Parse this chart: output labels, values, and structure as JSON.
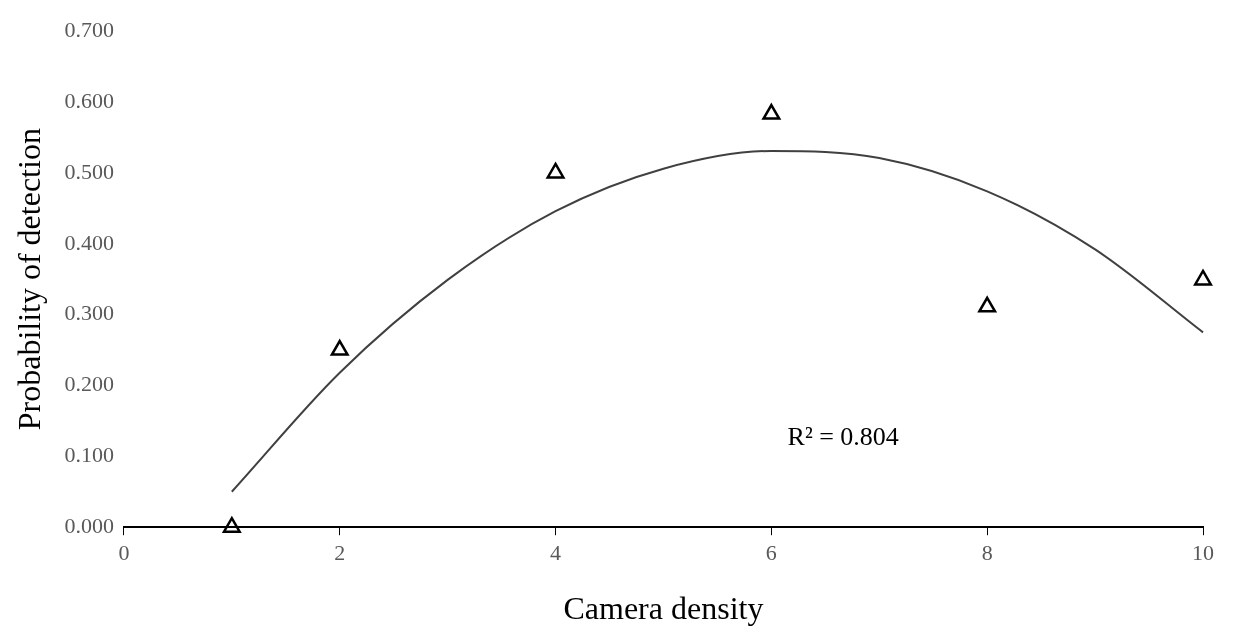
{
  "chart_data": {
    "type": "scatter",
    "xlabel": "Camera density",
    "ylabel": "Probability of detection",
    "xlim": [
      0,
      10
    ],
    "xticks": [
      0,
      2,
      4,
      6,
      8,
      10
    ],
    "ylim": [
      0,
      0.7
    ],
    "yticks": [
      {
        "value": 0,
        "label": "0.000"
      },
      {
        "value": 0.1,
        "label": "0.100"
      },
      {
        "value": 0.2,
        "label": "0.200"
      },
      {
        "value": 0.3,
        "label": "0.300"
      },
      {
        "value": 0.4,
        "label": "0.400"
      },
      {
        "value": 0.5,
        "label": "0.500"
      },
      {
        "value": 0.6,
        "label": "0.600"
      },
      {
        "value": 0.7,
        "label": "0.700"
      }
    ],
    "grid": false,
    "legend": false,
    "series": [
      {
        "type": "scatter",
        "color": "#000000",
        "marker": "triangle",
        "x": [
          1,
          2,
          4,
          6,
          8,
          10
        ],
        "values": [
          0,
          0.25,
          0.5,
          0.583,
          0.311,
          0.349
        ]
      },
      {
        "type": "line",
        "color": "#404040",
        "marker": "none",
        "line_style": "solid",
        "x": [
          1,
          2,
          3,
          4,
          5,
          6,
          7,
          8,
          9,
          10
        ],
        "values": [
          0.05,
          0.218,
          0.349,
          0.446,
          0.506,
          0.531,
          0.521,
          0.474,
          0.392,
          0.275
        ]
      }
    ],
    "annotations": [
      "R² = 0.804"
    ]
  }
}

PROBLEM TO WORK ON:
Repeat the data exactly in full, omitting its pictures.

SOLVED EXERCISE:
Parse this chart: output labels, values, and structure as JSON.
{
  "chart_data": {
    "type": "scatter",
    "xlabel": "Camera density",
    "ylabel": "Probability of detection",
    "xlim": [
      0,
      10
    ],
    "xticks": [
      0,
      2,
      4,
      6,
      8,
      10
    ],
    "ylim": [
      0,
      0.7
    ],
    "yticks": [
      {
        "value": 0,
        "label": "0.000"
      },
      {
        "value": 0.1,
        "label": "0.100"
      },
      {
        "value": 0.2,
        "label": "0.200"
      },
      {
        "value": 0.3,
        "label": "0.300"
      },
      {
        "value": 0.4,
        "label": "0.400"
      },
      {
        "value": 0.5,
        "label": "0.500"
      },
      {
        "value": 0.6,
        "label": "0.600"
      },
      {
        "value": 0.7,
        "label": "0.700"
      }
    ],
    "grid": false,
    "legend": false,
    "series": [
      {
        "type": "scatter",
        "color": "#000000",
        "marker": "triangle",
        "x": [
          1,
          2,
          4,
          6,
          8,
          10
        ],
        "values": [
          0,
          0.25,
          0.5,
          0.583,
          0.311,
          0.349
        ]
      },
      {
        "type": "line",
        "color": "#404040",
        "marker": "none",
        "line_style": "solid",
        "x": [
          1,
          2,
          3,
          4,
          5,
          6,
          7,
          8,
          9,
          10
        ],
        "values": [
          0.05,
          0.218,
          0.349,
          0.446,
          0.506,
          0.531,
          0.521,
          0.474,
          0.392,
          0.275
        ]
      }
    ],
    "annotations": [
      "R² = 0.804"
    ]
  }
}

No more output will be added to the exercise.